>> Start RECORDS TO USE
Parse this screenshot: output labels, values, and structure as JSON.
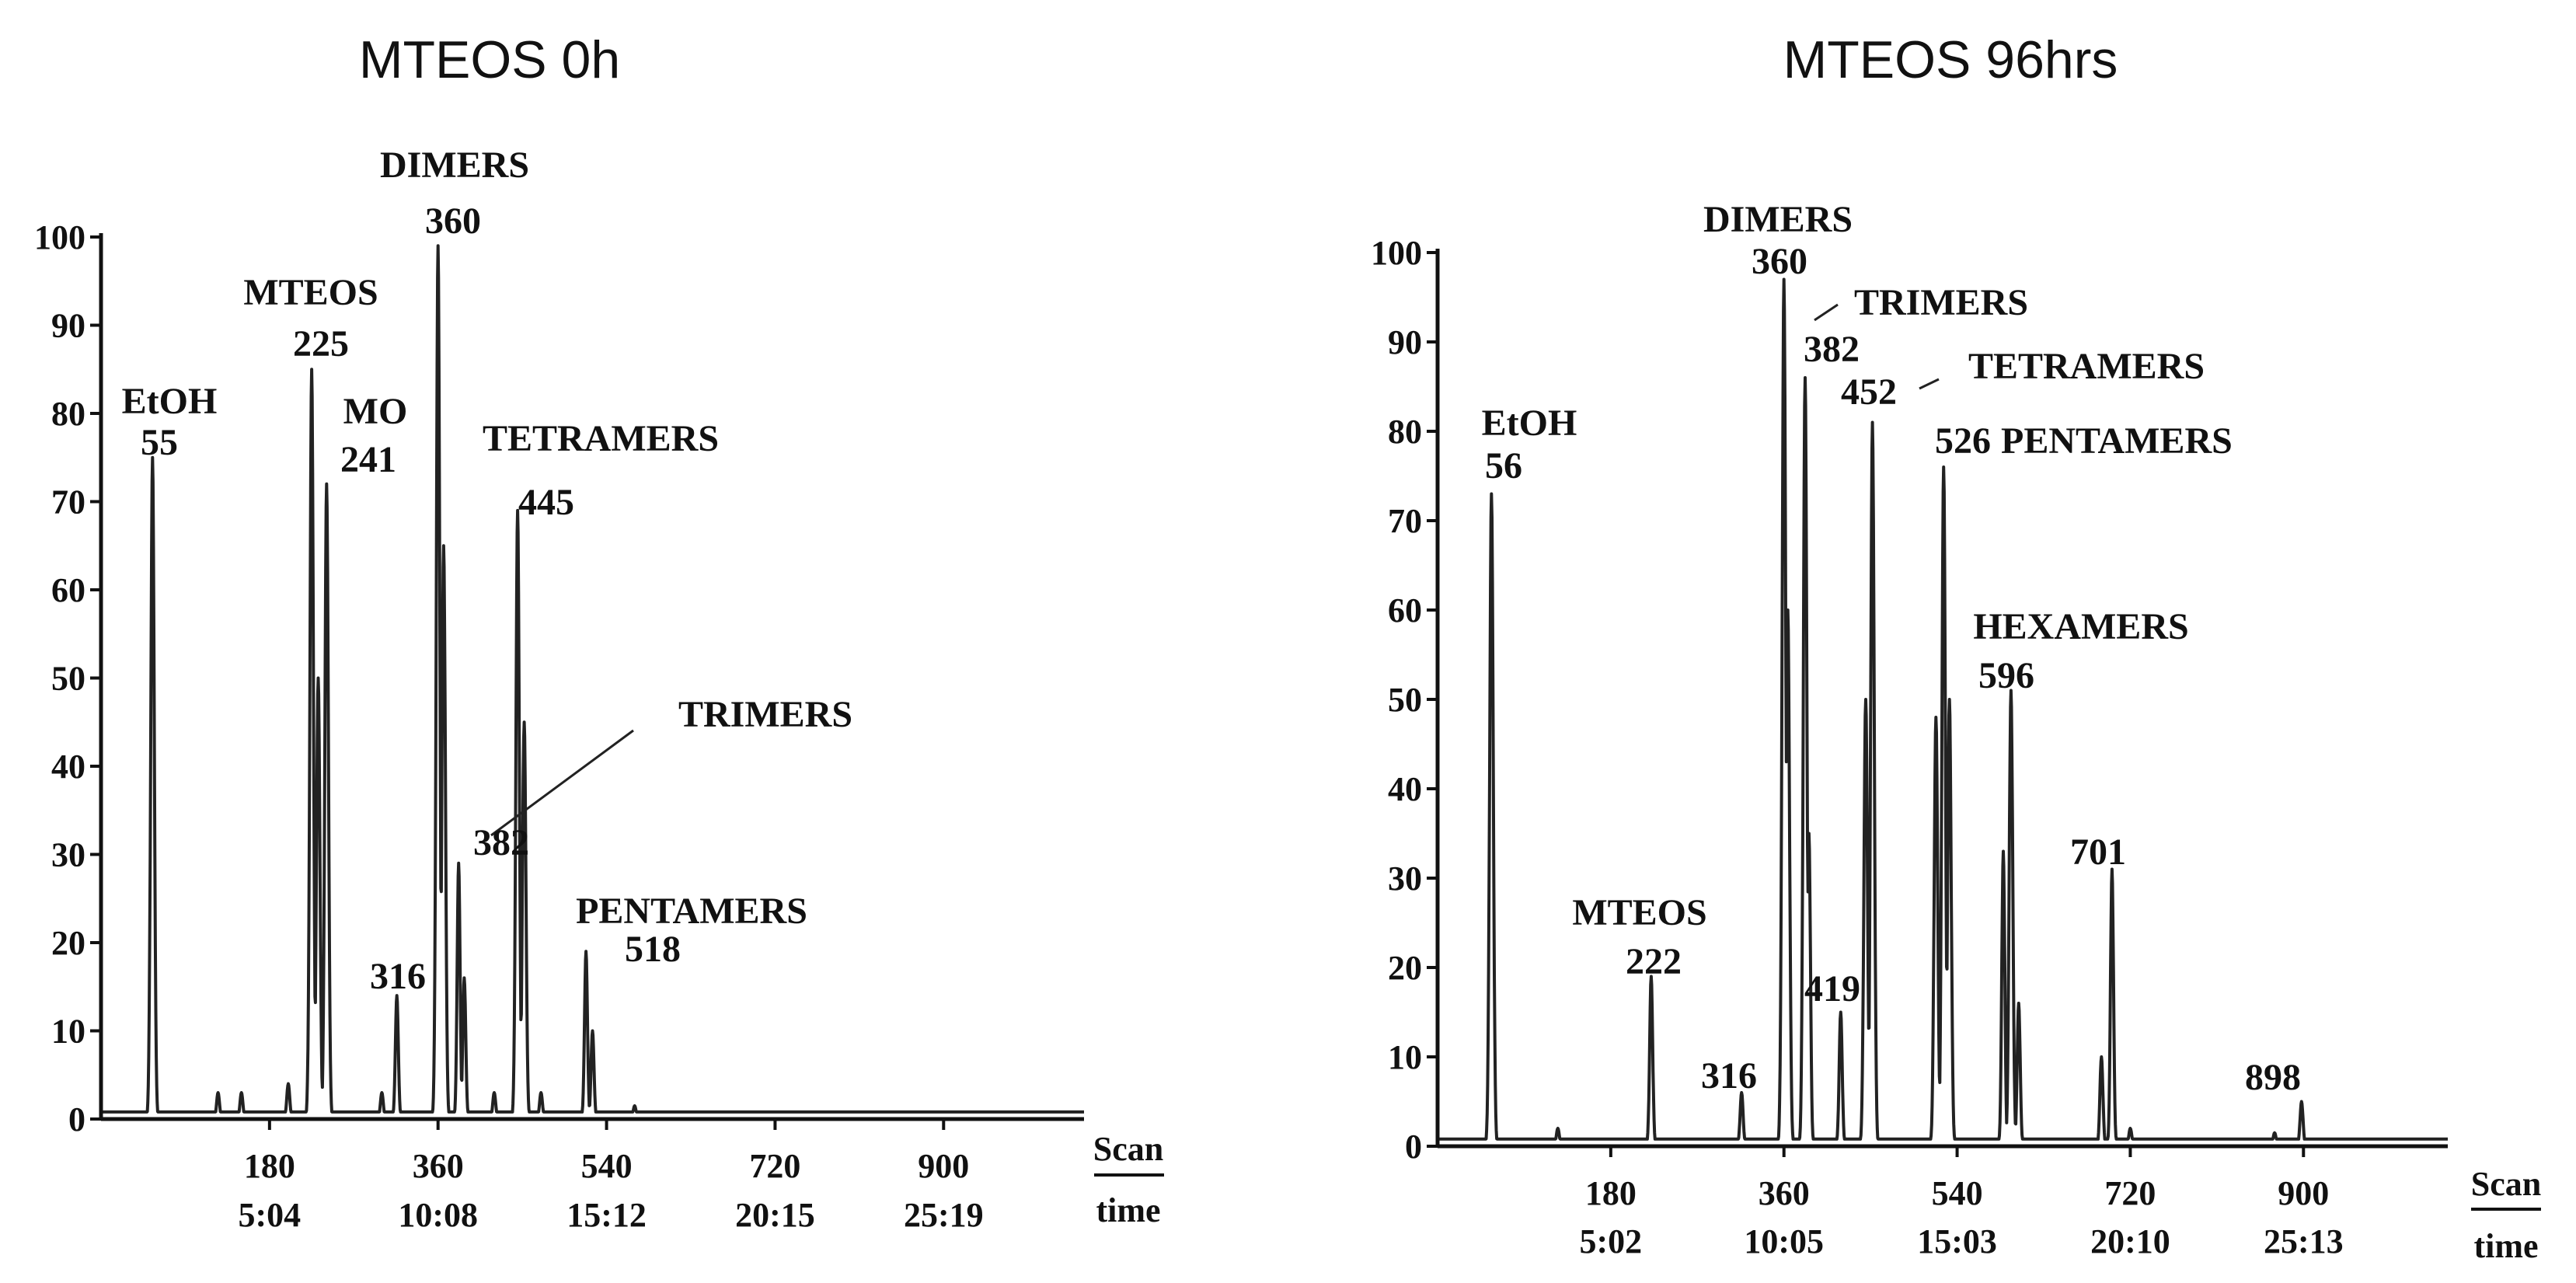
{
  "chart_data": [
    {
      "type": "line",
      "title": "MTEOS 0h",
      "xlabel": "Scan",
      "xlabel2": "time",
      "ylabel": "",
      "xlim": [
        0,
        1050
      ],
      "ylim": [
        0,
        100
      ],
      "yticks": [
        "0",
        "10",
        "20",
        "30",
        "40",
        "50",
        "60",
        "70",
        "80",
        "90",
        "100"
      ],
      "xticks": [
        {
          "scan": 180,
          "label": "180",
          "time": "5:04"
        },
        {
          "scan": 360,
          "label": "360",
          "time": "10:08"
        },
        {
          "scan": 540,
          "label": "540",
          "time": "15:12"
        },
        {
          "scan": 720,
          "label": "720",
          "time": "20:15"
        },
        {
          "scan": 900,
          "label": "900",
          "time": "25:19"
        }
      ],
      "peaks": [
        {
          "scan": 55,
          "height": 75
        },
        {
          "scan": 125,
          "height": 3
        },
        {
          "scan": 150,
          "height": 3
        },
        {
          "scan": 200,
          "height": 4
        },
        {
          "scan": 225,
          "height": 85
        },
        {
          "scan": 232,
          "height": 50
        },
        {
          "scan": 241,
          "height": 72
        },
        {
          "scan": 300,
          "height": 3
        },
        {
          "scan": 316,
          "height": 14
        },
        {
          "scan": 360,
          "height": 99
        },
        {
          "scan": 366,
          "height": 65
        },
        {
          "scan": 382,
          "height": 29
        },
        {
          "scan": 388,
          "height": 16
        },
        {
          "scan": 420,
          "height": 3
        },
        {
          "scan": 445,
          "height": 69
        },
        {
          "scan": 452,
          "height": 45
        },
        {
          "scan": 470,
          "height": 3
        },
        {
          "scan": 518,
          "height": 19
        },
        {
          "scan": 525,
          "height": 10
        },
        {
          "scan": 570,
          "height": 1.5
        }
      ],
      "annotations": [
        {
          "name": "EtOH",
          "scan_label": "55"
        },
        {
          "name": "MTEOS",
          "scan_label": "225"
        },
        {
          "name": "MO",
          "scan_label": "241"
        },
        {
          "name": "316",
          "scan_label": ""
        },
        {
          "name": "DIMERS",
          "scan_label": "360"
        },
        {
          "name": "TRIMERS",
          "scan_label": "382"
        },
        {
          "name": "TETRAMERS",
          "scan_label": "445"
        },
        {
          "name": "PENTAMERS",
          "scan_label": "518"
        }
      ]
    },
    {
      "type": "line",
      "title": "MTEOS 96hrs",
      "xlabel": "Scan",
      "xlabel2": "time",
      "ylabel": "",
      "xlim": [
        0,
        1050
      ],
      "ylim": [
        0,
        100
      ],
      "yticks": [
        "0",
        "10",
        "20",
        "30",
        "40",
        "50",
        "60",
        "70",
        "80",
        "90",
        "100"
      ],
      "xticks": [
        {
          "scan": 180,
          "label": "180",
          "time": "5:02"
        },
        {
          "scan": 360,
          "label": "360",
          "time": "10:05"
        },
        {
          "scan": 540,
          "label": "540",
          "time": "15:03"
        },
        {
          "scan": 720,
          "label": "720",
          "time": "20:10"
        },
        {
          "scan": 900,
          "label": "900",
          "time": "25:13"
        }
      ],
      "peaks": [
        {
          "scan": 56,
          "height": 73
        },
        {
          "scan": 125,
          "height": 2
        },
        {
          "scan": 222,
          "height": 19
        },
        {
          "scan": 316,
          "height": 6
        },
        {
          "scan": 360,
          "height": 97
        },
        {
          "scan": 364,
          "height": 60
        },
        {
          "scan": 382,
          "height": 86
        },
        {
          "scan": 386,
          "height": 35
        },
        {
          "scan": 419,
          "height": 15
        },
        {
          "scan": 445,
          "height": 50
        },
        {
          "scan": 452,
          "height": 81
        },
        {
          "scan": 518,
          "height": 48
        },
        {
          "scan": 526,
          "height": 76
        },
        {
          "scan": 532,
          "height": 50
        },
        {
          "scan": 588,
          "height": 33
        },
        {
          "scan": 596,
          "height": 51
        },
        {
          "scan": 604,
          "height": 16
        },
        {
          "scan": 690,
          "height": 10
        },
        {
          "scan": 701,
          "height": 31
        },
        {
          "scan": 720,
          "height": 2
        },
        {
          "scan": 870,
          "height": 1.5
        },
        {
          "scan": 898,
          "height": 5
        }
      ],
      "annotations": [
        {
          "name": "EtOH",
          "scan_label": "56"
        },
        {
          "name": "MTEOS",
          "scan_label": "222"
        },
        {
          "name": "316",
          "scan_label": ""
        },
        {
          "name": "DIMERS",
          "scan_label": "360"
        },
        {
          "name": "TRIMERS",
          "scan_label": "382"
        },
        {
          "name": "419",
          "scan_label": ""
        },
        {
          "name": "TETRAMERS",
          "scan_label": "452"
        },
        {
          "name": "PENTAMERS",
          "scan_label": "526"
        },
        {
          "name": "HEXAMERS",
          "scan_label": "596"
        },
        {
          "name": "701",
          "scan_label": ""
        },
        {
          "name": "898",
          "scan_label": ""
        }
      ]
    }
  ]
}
>> End RECORDS TO USE
TASK DESCRIPTION:
Write the lines above out again exactly, without any of their pictures.

EXERCISE ANSWER:
Parse this screenshot: output labels, values, and structure as JSON.
{
  "chart_data": [
    {
      "type": "line",
      "title": "MTEOS 0h",
      "xlabel": "Scan",
      "xlabel2": "time",
      "ylabel": "",
      "xlim": [
        0,
        1050
      ],
      "ylim": [
        0,
        100
      ],
      "yticks": [
        "0",
        "10",
        "20",
        "30",
        "40",
        "50",
        "60",
        "70",
        "80",
        "90",
        "100"
      ],
      "xticks": [
        {
          "scan": 180,
          "label": "180",
          "time": "5:04"
        },
        {
          "scan": 360,
          "label": "360",
          "time": "10:08"
        },
        {
          "scan": 540,
          "label": "540",
          "time": "15:12"
        },
        {
          "scan": 720,
          "label": "720",
          "time": "20:15"
        },
        {
          "scan": 900,
          "label": "900",
          "time": "25:19"
        }
      ],
      "peaks": [
        {
          "scan": 55,
          "height": 75
        },
        {
          "scan": 125,
          "height": 3
        },
        {
          "scan": 150,
          "height": 3
        },
        {
          "scan": 200,
          "height": 4
        },
        {
          "scan": 225,
          "height": 85
        },
        {
          "scan": 232,
          "height": 50
        },
        {
          "scan": 241,
          "height": 72
        },
        {
          "scan": 300,
          "height": 3
        },
        {
          "scan": 316,
          "height": 14
        },
        {
          "scan": 360,
          "height": 99
        },
        {
          "scan": 366,
          "height": 65
        },
        {
          "scan": 382,
          "height": 29
        },
        {
          "scan": 388,
          "height": 16
        },
        {
          "scan": 420,
          "height": 3
        },
        {
          "scan": 445,
          "height": 69
        },
        {
          "scan": 452,
          "height": 45
        },
        {
          "scan": 470,
          "height": 3
        },
        {
          "scan": 518,
          "height": 19
        },
        {
          "scan": 525,
          "height": 10
        },
        {
          "scan": 570,
          "height": 1.5
        }
      ],
      "annotations": [
        {
          "name": "EtOH",
          "scan_label": "55"
        },
        {
          "name": "MTEOS",
          "scan_label": "225"
        },
        {
          "name": "MO",
          "scan_label": "241"
        },
        {
          "name": "316",
          "scan_label": ""
        },
        {
          "name": "DIMERS",
          "scan_label": "360"
        },
        {
          "name": "TRIMERS",
          "scan_label": "382"
        },
        {
          "name": "TETRAMERS",
          "scan_label": "445"
        },
        {
          "name": "PENTAMERS",
          "scan_label": "518"
        }
      ]
    },
    {
      "type": "line",
      "title": "MTEOS 96hrs",
      "xlabel": "Scan",
      "xlabel2": "time",
      "ylabel": "",
      "xlim": [
        0,
        1050
      ],
      "ylim": [
        0,
        100
      ],
      "yticks": [
        "0",
        "10",
        "20",
        "30",
        "40",
        "50",
        "60",
        "70",
        "80",
        "90",
        "100"
      ],
      "xticks": [
        {
          "scan": 180,
          "label": "180",
          "time": "5:02"
        },
        {
          "scan": 360,
          "label": "360",
          "time": "10:05"
        },
        {
          "scan": 540,
          "label": "540",
          "time": "15:03"
        },
        {
          "scan": 720,
          "label": "720",
          "time": "20:10"
        },
        {
          "scan": 900,
          "label": "900",
          "time": "25:13"
        }
      ],
      "peaks": [
        {
          "scan": 56,
          "height": 73
        },
        {
          "scan": 125,
          "height": 2
        },
        {
          "scan": 222,
          "height": 19
        },
        {
          "scan": 316,
          "height": 6
        },
        {
          "scan": 360,
          "height": 97
        },
        {
          "scan": 364,
          "height": 60
        },
        {
          "scan": 382,
          "height": 86
        },
        {
          "scan": 386,
          "height": 35
        },
        {
          "scan": 419,
          "height": 15
        },
        {
          "scan": 445,
          "height": 50
        },
        {
          "scan": 452,
          "height": 81
        },
        {
          "scan": 518,
          "height": 48
        },
        {
          "scan": 526,
          "height": 76
        },
        {
          "scan": 532,
          "height": 50
        },
        {
          "scan": 588,
          "height": 33
        },
        {
          "scan": 596,
          "height": 51
        },
        {
          "scan": 604,
          "height": 16
        },
        {
          "scan": 690,
          "height": 10
        },
        {
          "scan": 701,
          "height": 31
        },
        {
          "scan": 720,
          "height": 2
        },
        {
          "scan": 870,
          "height": 1.5
        },
        {
          "scan": 898,
          "height": 5
        }
      ],
      "annotations": [
        {
          "name": "EtOH",
          "scan_label": "56"
        },
        {
          "name": "MTEOS",
          "scan_label": "222"
        },
        {
          "name": "316",
          "scan_label": ""
        },
        {
          "name": "DIMERS",
          "scan_label": "360"
        },
        {
          "name": "TRIMERS",
          "scan_label": "382"
        },
        {
          "name": "419",
          "scan_label": ""
        },
        {
          "name": "TETRAMERS",
          "scan_label": "452"
        },
        {
          "name": "PENTAMERS",
          "scan_label": "526"
        },
        {
          "name": "HEXAMERS",
          "scan_label": "596"
        },
        {
          "name": "701",
          "scan_label": ""
        },
        {
          "name": "898",
          "scan_label": ""
        }
      ]
    }
  ]
}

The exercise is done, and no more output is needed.